* REQUIRED TASK 1 *
From the text on justice for women in conflict, list each feature that truth commissions have evolved to mandate.
* REQUIRED TASK 2 *
Summarize the text on justice for women in conflict in two sentences.

We all feel like we have known this for a long time and yet it wasn't so long ago that the issue of justice for women in conflict situation and post-conflict situation was all but entirely ignored. I can take you back for instance to 2004 when the UN published an important report on the Rule of Law and Transitional Justice in Conflict and Post-Conflict Societies. All you could find in that report regarding women was one reference describing women as one of the categories that needed specific attention, along with a number of other categories, including children, minorities, etc. But there wasn't a deepened focus on women or on the need for gender responsiveness in justice systems and the rule of law. I know: I find that shocking too.
The good news however is that in recent years, we have accomplished much progress at the normative level in our efforts to secure justice for violations women experience during conflict. The United Nations and the international community have awoken to a world which encompasses women: the real world.
Today, we have an architecture of international justice that recognizes sexual violence as a war crime, a crime against humanity, and a possible constituent act of genocide. There have been ground-breaking cases before international and domestic courts that have established precedent in this regard. In fact at this very moment, the ICC is hearing a case focused nearly entirely on sexual violence with a bench of 3 women judges and a lead prosecutor who is also a woman.
Truth commissions have evolved to mandate minimal protections for gender-based crimes, representation of women, specific mention of sexual violence crimes in their mandate and dedicated gender units and women's hearings. Reparations programmes in some countries are specifically identifying sexual violence survivors as prioritized beneficiaries. We now have UN Security Council resolutions dedicated to issues of women, peace and security and the Secretary General has produced last year a ground breaking report on Women in Peacebuilding.
Despite these important gains, the experience of women during and after conflict continues to be one of insecurity, violence and impunity.
For many women, peace ushers in neither security nor justice. It simply means the continuance of violence by other means. Changing this reality will require identifying and seizing strategic entry points for securing women's access to justice. It will also require some rethinking of the basic assumptions on which we have built transitional justice, including the meaning of justice, the tools we use to secure justice post-conflict, and the violations for which we seek redress.
The focus, for example, on state level processes, such as truth commissions and courts, neglects that, for the vast majority of women, accountability starts in the community, where former perpetrators, combatants, victims and the displaced must live together and find a new modus vivendi. But it is here where insecurity generally prevails, threatening women and those most vulnerable.
Transforming transitional justice processes may require rethinking of the time frame for which we are taking action. For example, a woman raped by a soldier a day before a peace agreement is signed may be covered by a truth commission and reparations programme. However those women who continue to be violated as a result of the legacy of the conflict — the easy access to weapons, lack of accountability or vetting in demobilization processes, amongst other factors — may be excluded from access to any form of justice.
Then, there is a need for a rethinking of the violations for which we seek justice. Only in the recent past has sexual violence been prosecuted as a serious crime of international law. This is critical. But gender-based crimes experienced by women are broader than just sexual violence. Violations of social and economic and cultural rights are disproportionately experienced by women. The destruction of civilian infrastructure places increased burdens on those who traditionally care for the family, and forced displacement, in addition to being a crime in itself, increases women's vulnerability to sexual violence. As the Norwegian National Action Plan points out so rightfully, we need to build up a security and justice sector that meets the whole population's needs.

* DATA SUPPLIED *

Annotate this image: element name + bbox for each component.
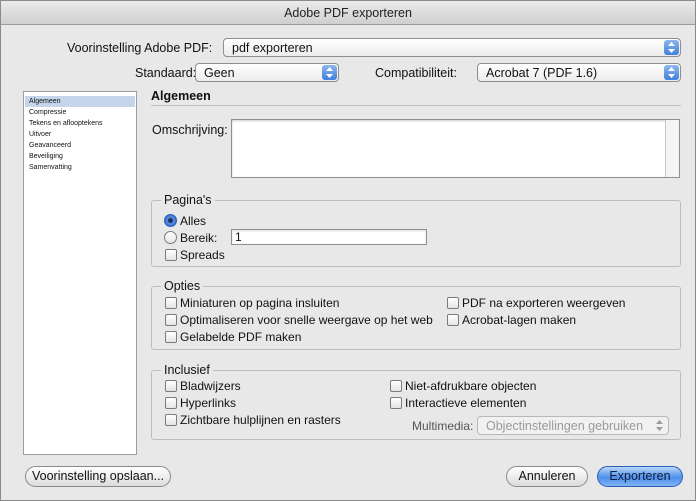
...
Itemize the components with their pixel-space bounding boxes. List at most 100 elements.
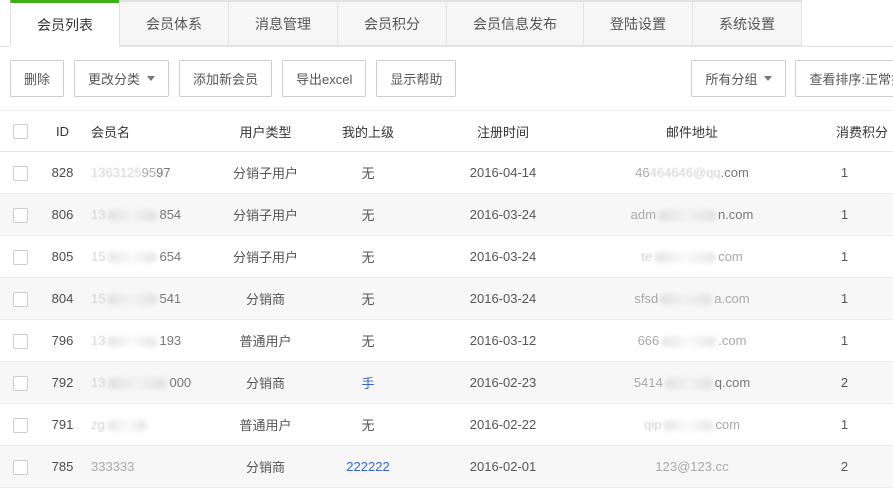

* FULL ANSWER 1 *
- Minimal protections for gender-based crimes
- Representation of women
- Specific mention of sexual violence crimes in their mandate
- Dedicated gender units
- Women's hearings

* FULL ANSWER 2 *
Justice for women in conflict and post-conflict situations was nearly ignored until recently, but real normative progress has since been made: sexual violence is recognized as a war crime, truth commissions and reparations programs address gender-based crimes, and UN resolutions focus on women, peace and security. Despite these gains, women still face insecurity, violence and impunity after conflict, so transitional justice must be rethought in its meaning, tools, time frame and the violations it seeks to redress, including community-level accountability and harms broader than sexual violence.